_Given problem_. Scan the records for the word "voltage". Copy each line that includes it.

Some records
# # # # # # #

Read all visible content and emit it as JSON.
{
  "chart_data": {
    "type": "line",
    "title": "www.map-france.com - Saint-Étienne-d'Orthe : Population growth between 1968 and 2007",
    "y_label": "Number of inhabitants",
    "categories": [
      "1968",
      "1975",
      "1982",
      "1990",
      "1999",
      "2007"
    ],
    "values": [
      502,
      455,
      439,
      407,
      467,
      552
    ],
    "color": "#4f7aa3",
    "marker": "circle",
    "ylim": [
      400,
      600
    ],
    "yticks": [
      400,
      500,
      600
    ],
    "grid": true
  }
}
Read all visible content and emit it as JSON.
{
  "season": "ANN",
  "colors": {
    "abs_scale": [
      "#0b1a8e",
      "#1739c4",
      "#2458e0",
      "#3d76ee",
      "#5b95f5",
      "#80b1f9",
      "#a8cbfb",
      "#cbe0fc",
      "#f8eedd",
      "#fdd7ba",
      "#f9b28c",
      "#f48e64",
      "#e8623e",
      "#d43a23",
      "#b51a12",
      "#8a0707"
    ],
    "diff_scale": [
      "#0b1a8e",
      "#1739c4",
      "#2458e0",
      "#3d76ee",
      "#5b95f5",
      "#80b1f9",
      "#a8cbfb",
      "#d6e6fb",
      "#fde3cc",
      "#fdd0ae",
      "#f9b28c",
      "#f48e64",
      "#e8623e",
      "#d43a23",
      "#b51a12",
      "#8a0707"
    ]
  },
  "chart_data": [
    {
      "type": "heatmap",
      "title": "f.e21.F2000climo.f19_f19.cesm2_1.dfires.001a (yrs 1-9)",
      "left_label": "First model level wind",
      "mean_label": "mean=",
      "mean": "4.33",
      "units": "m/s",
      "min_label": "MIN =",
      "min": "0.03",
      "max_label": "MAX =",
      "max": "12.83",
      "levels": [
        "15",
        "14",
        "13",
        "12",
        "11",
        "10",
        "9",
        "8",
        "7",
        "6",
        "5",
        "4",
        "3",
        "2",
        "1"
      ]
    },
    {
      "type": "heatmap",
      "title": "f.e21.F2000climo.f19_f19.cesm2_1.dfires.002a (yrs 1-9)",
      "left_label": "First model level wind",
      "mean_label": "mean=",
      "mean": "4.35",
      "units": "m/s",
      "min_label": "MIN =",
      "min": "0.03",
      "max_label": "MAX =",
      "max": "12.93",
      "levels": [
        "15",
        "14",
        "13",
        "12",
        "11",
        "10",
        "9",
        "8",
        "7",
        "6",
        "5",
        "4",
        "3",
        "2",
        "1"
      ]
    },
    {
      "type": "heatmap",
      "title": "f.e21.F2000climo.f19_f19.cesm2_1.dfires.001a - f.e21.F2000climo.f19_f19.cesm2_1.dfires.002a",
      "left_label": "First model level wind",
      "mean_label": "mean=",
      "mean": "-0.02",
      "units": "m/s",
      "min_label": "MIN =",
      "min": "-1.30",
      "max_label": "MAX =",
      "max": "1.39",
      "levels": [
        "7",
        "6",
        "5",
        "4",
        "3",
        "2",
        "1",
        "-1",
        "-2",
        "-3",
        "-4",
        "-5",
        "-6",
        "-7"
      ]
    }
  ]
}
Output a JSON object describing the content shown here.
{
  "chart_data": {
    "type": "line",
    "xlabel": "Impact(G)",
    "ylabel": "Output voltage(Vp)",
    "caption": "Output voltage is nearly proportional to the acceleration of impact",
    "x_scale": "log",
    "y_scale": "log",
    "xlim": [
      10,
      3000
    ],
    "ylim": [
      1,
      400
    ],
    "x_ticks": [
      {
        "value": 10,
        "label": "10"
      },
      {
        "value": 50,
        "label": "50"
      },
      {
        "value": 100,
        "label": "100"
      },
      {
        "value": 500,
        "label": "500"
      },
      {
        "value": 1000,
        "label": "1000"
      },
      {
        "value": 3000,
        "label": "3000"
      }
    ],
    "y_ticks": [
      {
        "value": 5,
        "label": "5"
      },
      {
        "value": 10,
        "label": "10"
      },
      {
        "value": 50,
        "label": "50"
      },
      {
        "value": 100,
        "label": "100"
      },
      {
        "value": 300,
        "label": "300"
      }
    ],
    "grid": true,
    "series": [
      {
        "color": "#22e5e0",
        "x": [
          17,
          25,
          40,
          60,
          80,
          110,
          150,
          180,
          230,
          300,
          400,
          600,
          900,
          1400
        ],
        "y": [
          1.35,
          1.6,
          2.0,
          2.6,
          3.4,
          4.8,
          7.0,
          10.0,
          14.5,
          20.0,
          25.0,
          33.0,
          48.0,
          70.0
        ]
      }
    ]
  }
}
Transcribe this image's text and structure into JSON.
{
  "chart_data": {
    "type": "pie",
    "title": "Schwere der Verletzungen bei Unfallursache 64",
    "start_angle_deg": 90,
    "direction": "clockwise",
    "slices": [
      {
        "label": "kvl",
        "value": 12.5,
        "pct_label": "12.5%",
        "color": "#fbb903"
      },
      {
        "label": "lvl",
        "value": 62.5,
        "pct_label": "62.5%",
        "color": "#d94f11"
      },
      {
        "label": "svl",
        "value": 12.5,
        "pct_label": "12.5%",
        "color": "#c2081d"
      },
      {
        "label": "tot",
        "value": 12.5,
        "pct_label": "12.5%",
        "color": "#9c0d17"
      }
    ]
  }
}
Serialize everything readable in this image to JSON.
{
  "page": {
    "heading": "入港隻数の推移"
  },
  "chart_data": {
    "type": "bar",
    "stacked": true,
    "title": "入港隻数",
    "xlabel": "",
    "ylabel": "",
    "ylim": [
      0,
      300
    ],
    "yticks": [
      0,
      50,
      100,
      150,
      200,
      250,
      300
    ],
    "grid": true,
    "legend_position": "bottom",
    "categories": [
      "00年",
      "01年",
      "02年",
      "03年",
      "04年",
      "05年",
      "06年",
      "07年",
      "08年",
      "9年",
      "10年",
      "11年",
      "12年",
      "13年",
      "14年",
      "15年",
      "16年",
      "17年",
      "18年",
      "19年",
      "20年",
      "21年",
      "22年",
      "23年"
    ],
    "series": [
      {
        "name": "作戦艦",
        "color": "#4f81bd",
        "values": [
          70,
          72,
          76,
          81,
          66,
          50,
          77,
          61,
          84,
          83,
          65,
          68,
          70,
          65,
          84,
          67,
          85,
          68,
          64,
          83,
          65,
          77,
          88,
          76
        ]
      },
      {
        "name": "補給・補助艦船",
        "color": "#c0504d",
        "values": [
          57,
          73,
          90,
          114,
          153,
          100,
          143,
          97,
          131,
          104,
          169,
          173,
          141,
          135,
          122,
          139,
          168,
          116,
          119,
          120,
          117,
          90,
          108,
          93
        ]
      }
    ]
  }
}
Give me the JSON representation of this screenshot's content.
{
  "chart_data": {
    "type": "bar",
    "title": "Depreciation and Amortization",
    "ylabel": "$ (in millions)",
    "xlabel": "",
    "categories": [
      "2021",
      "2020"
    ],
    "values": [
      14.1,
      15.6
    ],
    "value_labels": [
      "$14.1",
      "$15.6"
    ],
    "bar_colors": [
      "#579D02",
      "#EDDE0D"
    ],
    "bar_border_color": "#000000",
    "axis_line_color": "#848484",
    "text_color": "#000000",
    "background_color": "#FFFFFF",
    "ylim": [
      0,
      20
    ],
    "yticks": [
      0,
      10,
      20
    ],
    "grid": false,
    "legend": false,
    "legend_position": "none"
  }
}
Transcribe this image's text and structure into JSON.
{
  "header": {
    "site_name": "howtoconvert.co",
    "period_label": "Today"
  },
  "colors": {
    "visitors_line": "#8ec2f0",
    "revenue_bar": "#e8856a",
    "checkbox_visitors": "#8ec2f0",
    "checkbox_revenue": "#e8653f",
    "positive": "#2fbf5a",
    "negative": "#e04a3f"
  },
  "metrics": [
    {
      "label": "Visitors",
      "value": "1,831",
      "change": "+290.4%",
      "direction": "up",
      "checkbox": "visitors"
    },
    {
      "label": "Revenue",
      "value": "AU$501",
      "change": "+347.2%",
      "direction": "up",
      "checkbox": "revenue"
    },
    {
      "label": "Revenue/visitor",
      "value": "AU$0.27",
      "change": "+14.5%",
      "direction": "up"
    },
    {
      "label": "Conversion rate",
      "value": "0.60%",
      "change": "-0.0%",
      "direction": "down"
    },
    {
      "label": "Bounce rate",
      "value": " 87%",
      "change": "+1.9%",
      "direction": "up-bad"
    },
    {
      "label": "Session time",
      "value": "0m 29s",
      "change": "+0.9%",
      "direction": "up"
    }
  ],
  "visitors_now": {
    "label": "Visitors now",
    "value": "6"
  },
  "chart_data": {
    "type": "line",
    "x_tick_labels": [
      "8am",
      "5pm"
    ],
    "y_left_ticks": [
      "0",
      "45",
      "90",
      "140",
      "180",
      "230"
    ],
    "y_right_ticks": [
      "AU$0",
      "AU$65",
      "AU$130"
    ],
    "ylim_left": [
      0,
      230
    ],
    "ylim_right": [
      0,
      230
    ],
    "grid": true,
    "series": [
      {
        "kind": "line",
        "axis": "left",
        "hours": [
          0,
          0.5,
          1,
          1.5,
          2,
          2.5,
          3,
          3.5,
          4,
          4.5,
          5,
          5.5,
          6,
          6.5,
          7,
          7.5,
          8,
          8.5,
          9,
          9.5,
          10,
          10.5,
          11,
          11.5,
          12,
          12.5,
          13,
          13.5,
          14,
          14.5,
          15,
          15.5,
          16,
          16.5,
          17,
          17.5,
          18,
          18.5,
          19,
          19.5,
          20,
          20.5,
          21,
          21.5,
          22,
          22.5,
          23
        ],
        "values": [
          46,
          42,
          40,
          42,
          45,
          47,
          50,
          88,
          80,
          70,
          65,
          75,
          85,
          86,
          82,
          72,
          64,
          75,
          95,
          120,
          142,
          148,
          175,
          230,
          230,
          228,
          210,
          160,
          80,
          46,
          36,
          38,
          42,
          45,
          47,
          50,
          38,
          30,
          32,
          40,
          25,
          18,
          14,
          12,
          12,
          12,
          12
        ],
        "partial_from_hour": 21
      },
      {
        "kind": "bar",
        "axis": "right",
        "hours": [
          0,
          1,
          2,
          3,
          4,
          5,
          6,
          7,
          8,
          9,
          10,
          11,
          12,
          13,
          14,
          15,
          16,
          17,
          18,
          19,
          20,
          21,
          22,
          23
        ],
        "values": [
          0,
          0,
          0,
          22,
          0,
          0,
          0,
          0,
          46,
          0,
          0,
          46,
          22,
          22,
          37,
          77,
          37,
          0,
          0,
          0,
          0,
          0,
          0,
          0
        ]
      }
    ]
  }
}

# # # # # # #

_Exercise answer_.
    "ylabel": "Output voltage(Vp)",
    "caption": "Output voltage is nearly proportional to the acceleration of impact",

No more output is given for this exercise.